## Problem description
Keep only the lines that hold the string "JSON", filtering out the rest of the entries below.

(Dataset records on visual material)
◇ ◇ ◇ ◇

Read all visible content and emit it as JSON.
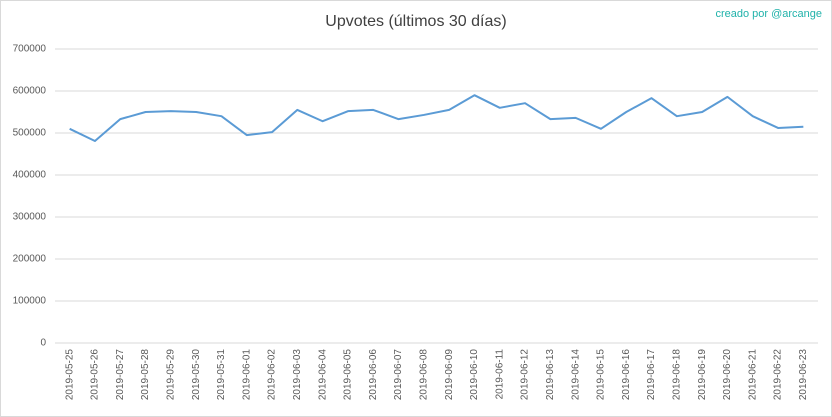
{
  "chart_data": {
    "type": "line",
    "title": "Upvotes (últimos 30 días)",
    "annotation": "creado por @arcange",
    "annotation_color": "#20b2aa",
    "categories": [
      "2019-05-25",
      "2019-05-26",
      "2019-05-27",
      "2019-05-28",
      "2019-05-29",
      "2019-05-30",
      "2019-05-31",
      "2019-06-01",
      "2019-06-02",
      "2019-06-03",
      "2019-06-04",
      "2019-06-05",
      "2019-06-06",
      "2019-06-07",
      "2019-06-08",
      "2019-06-09",
      "2019-06-10",
      "2019-06-11",
      "2019-06-12",
      "2019-06-13",
      "2019-06-14",
      "2019-06-15",
      "2019-06-16",
      "2019-06-17",
      "2019-06-18",
      "2019-06-19",
      "2019-06-20",
      "2019-06-21",
      "2019-06-22",
      "2019-06-23"
    ],
    "series": [
      {
        "name": "Upvotes",
        "color": "#5b9bd5",
        "values": [
          510000,
          481000,
          533000,
          550000,
          552000,
          550000,
          540000,
          495000,
          502000,
          555000,
          528000,
          552000,
          555000,
          533000,
          543000,
          555000,
          590000,
          560000,
          571000,
          533000,
          536000,
          510000,
          550000,
          583000,
          540000,
          550000,
          586000,
          540000,
          512000,
          515000
        ]
      }
    ],
    "ylim": [
      0,
      700000
    ],
    "yticks": [
      0,
      100000,
      200000,
      300000,
      400000,
      500000,
      600000,
      700000
    ],
    "grid": true
  }
}
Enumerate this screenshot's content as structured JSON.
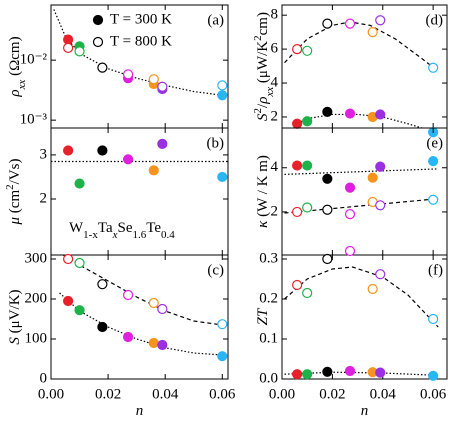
{
  "chart_data": [
    {
      "type": "scatter",
      "panel_label": "(a)",
      "log_y": true,
      "ylabel": [
        {
          "text": "ρ",
          "style": "italic"
        },
        {
          "text": "xx",
          "style": "sub-italic"
        },
        {
          "text": " (Ωcm)",
          "style": "normal"
        }
      ],
      "x": [
        0.006,
        0.01,
        0.018,
        0.027,
        0.036,
        0.039,
        0.06
      ],
      "point_colors": [
        "#e8202a",
        "#1db34a",
        "#000000",
        "#e020e0",
        "#f7941d",
        "#9b30e0",
        "#29b6f6"
      ],
      "xlim": [
        0,
        0.062
      ],
      "xticks": [
        0,
        0.02,
        0.04,
        0.06
      ],
      "ylim": [
        0.00074,
        0.083
      ],
      "yticks": [
        {
          "value": 0.001,
          "label": "10⁻³"
        },
        {
          "value": 0.01,
          "label": "10⁻²"
        }
      ],
      "series": [
        {
          "name": "T = 300 K",
          "filled": true,
          "values": [
            0.022,
            0.017,
            null,
            0.005,
            0.004,
            0.0033,
            0.0026
          ],
          "fit": {
            "dash": "1.5 2",
            "x": [
              0.001,
              0.005,
              0.01,
              0.02,
              0.03,
              0.04,
              0.05,
              0.06
            ],
            "values": [
              0.07,
              0.025,
              0.013,
              0.0072,
              0.005,
              0.0038,
              0.003,
              0.0026
            ]
          }
        },
        {
          "name": "T = 800 K",
          "filled": false,
          "values": [
            0.016,
            0.014,
            0.0075,
            0.0058,
            0.0048,
            0.0036,
            0.0038
          ]
        }
      ]
    },
    {
      "type": "scatter",
      "panel_label": "(b)",
      "ylabel": [
        {
          "text": "μ",
          "style": "italic"
        },
        {
          "text": " (cm",
          "style": "normal"
        },
        {
          "text": "2",
          "style": "sup"
        },
        {
          "text": "/Vs)",
          "style": "normal"
        }
      ],
      "annotation": [
        {
          "text": "W",
          "style": "normal"
        },
        {
          "text": "1-x",
          "style": "sub"
        },
        {
          "text": "Ta",
          "style": "normal"
        },
        {
          "text": "x",
          "style": "sub-italic"
        },
        {
          "text": "Se",
          "style": "normal"
        },
        {
          "text": "1.6",
          "style": "sub"
        },
        {
          "text": "Te",
          "style": "normal"
        },
        {
          "text": "0.4",
          "style": "sub"
        }
      ],
      "x": [
        0.006,
        0.01,
        0.018,
        0.027,
        0.036,
        0.039,
        0.06
      ],
      "point_colors": [
        "#e8202a",
        "#1db34a",
        "#000000",
        "#e020e0",
        "#f7941d",
        "#9b30e0",
        "#29b6f6"
      ],
      "xlim": [
        0,
        0.062
      ],
      "xticks": [
        0,
        0.02,
        0.04,
        0.06
      ],
      "ylim": [
        0.73,
        3.61
      ],
      "yticks": [
        2,
        3
      ],
      "series": [
        {
          "filled": true,
          "values": [
            3.1,
            2.35,
            3.1,
            2.9,
            2.65,
            3.25,
            2.5
          ],
          "fit": {
            "dash": "1.5 2",
            "x": [
              0,
              0.062
            ],
            "values": [
              2.85,
              2.85
            ]
          }
        }
      ]
    },
    {
      "type": "scatter",
      "panel_label": "(c)",
      "ylabel": [
        {
          "text": "S",
          "style": "italic"
        },
        {
          "text": " (μV/K)",
          "style": "normal"
        }
      ],
      "xlabel": [
        {
          "text": "n",
          "style": "italic"
        }
      ],
      "x": [
        0.006,
        0.01,
        0.018,
        0.027,
        0.036,
        0.039,
        0.06
      ],
      "point_colors": [
        "#e8202a",
        "#1db34a",
        "#000000",
        "#e020e0",
        "#f7941d",
        "#9b30e0",
        "#29b6f6"
      ],
      "xlim": [
        0,
        0.062
      ],
      "xticks": [
        {
          "value": 0,
          "label": "0.00"
        },
        {
          "value": 0.02,
          "label": "0.02"
        },
        {
          "value": 0.04,
          "label": "0.04"
        },
        {
          "value": 0.06,
          "label": "0.06"
        }
      ],
      "ylim": [
        0,
        310
      ],
      "yticks": [
        0,
        100,
        200,
        300
      ],
      "series": [
        {
          "filled": true,
          "values": [
            195,
            172,
            130,
            105,
            90,
            85,
            57
          ],
          "fit": {
            "dash": "1.5 2",
            "x": [
              0.003,
              0.01,
              0.02,
              0.03,
              0.04,
              0.05,
              0.06
            ],
            "values": [
              215,
              170,
              130,
              100,
              78,
              65,
              60
            ]
          }
        },
        {
          "filled": false,
          "values": [
            300,
            290,
            237,
            210,
            190,
            175,
            137
          ],
          "fit": {
            "dash": "4 3",
            "x": [
              0.002,
              0.01,
              0.02,
              0.03,
              0.04,
              0.05,
              0.06
            ],
            "values": [
              320,
              285,
              245,
              205,
              170,
              145,
              135
            ]
          }
        }
      ]
    },
    {
      "type": "scatter",
      "panel_label": "(d)",
      "ylabel": [
        {
          "text": "S",
          "style": "italic"
        },
        {
          "text": "2",
          "style": "sup"
        },
        {
          "text": "/",
          "style": "normal"
        },
        {
          "text": "ρ",
          "style": "italic"
        },
        {
          "text": "xx",
          "style": "sub-italic"
        },
        {
          "text": " (μW/K",
          "style": "normal"
        },
        {
          "text": "2",
          "style": "sup"
        },
        {
          "text": "cm)",
          "style": "normal"
        }
      ],
      "x": [
        0.006,
        0.01,
        0.018,
        0.027,
        0.036,
        0.039,
        0.06
      ],
      "point_colors": [
        "#e8202a",
        "#1db34a",
        "#000000",
        "#e020e0",
        "#f7941d",
        "#9b30e0",
        "#29b6f6"
      ],
      "xlim": [
        0,
        0.0655
      ],
      "xticks": [
        0,
        0.02,
        0.04,
        0.06
      ],
      "ylim": [
        1.35,
        8.6
      ],
      "yticks": [
        2,
        4,
        6,
        8
      ],
      "series": [
        {
          "filled": true,
          "values": [
            1.6,
            1.75,
            2.3,
            2.2,
            2.0,
            2.15,
            1.1
          ],
          "fit": {
            "dash": "1.5 2",
            "x": [
              0.005,
              0.01,
              0.02,
              0.03,
              0.04,
              0.05,
              0.06
            ],
            "values": [
              1.55,
              1.9,
              2.15,
              2.15,
              2.0,
              1.6,
              1.15
            ]
          }
        },
        {
          "filled": false,
          "values": [
            6.0,
            5.9,
            7.5,
            7.5,
            7.0,
            7.7,
            4.9
          ],
          "fit": {
            "dash": "4 3",
            "x": [
              0.001,
              0.01,
              0.02,
              0.027,
              0.035,
              0.045,
              0.055,
              0.062
            ],
            "values": [
              5.2,
              6.6,
              7.4,
              7.6,
              7.4,
              6.6,
              5.5,
              4.7
            ]
          }
        }
      ]
    },
    {
      "type": "scatter",
      "panel_label": "(e)",
      "ylabel": [
        {
          "text": "κ",
          "style": "italic"
        },
        {
          "text": " (W / K m)",
          "style": "normal"
        }
      ],
      "x": [
        0.006,
        0.01,
        0.018,
        0.027,
        0.036,
        0.039,
        0.06
      ],
      "point_colors": [
        "#e8202a",
        "#1db34a",
        "#000000",
        "#e020e0",
        "#f7941d",
        "#9b30e0",
        "#29b6f6"
      ],
      "xlim": [
        0,
        0.0655
      ],
      "xticks": [
        0,
        0.02,
        0.04,
        0.06
      ],
      "ylim": [
        0.05,
        5.8
      ],
      "yticks": [
        2,
        4
      ],
      "series": [
        {
          "filled": true,
          "values": [
            4.1,
            4.1,
            3.5,
            3.1,
            3.55,
            4.05,
            4.3
          ],
          "fit": {
            "dash": "1.5 2",
            "x": [
              0.001,
              0.062
            ],
            "values": [
              3.7,
              3.95
            ]
          }
        },
        {
          "filled": false,
          "values": [
            2.0,
            2.2,
            2.1,
            1.9,
            2.45,
            2.3,
            2.55
          ],
          "fit": {
            "dash": "4 3",
            "x": [
              0.001,
              0.062
            ],
            "values": [
              1.95,
              2.6
            ]
          }
        }
      ]
    },
    {
      "type": "scatter",
      "panel_label": "(f)",
      "ylabel": [
        {
          "text": "ZT",
          "style": "italic"
        }
      ],
      "xlabel": [
        {
          "text": "n",
          "style": "italic"
        }
      ],
      "x": [
        0.006,
        0.01,
        0.018,
        0.027,
        0.036,
        0.039,
        0.06
      ],
      "point_colors": [
        "#e8202a",
        "#1db34a",
        "#000000",
        "#e020e0",
        "#f7941d",
        "#9b30e0",
        "#29b6f6"
      ],
      "xlim": [
        0,
        0.0655
      ],
      "xticks": [
        {
          "value": 0,
          "label": "0.00"
        },
        {
          "value": 0.02,
          "label": "0.02"
        },
        {
          "value": 0.04,
          "label": "0.04"
        },
        {
          "value": 0.06,
          "label": "0.06"
        }
      ],
      "ylim": [
        0,
        0.31
      ],
      "yticks": [
        {
          "value": 0,
          "label": "0.0"
        },
        {
          "value": 0.1,
          "label": "0.1"
        },
        {
          "value": 0.2,
          "label": "0.2"
        },
        {
          "value": 0.3,
          "label": "0.3"
        }
      ],
      "series": [
        {
          "filled": true,
          "values": [
            0.012,
            0.012,
            0.018,
            0.02,
            0.017,
            0.016,
            0.008
          ],
          "fit": {
            "dash": "1.5 2",
            "x": [
              0.001,
              0.02,
              0.04,
              0.062
            ],
            "values": [
              0.012,
              0.017,
              0.015,
              0.009
            ]
          }
        },
        {
          "filled": false,
          "values": [
            0.235,
            0.215,
            0.3,
            0.32,
            0.225,
            0.262,
            0.15
          ],
          "fit": {
            "dash": "4 3",
            "x": [
              0.001,
              0.01,
              0.02,
              0.028,
              0.04,
              0.05,
              0.062
            ],
            "values": [
              0.2,
              0.25,
              0.275,
              0.28,
              0.255,
              0.21,
              0.13
            ]
          }
        }
      ]
    }
  ]
}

◇ ◇ ◇ ◇

## Written answer
Read all visible content and emit it as JSON.
Enumerate this screenshot's content as structured JSON.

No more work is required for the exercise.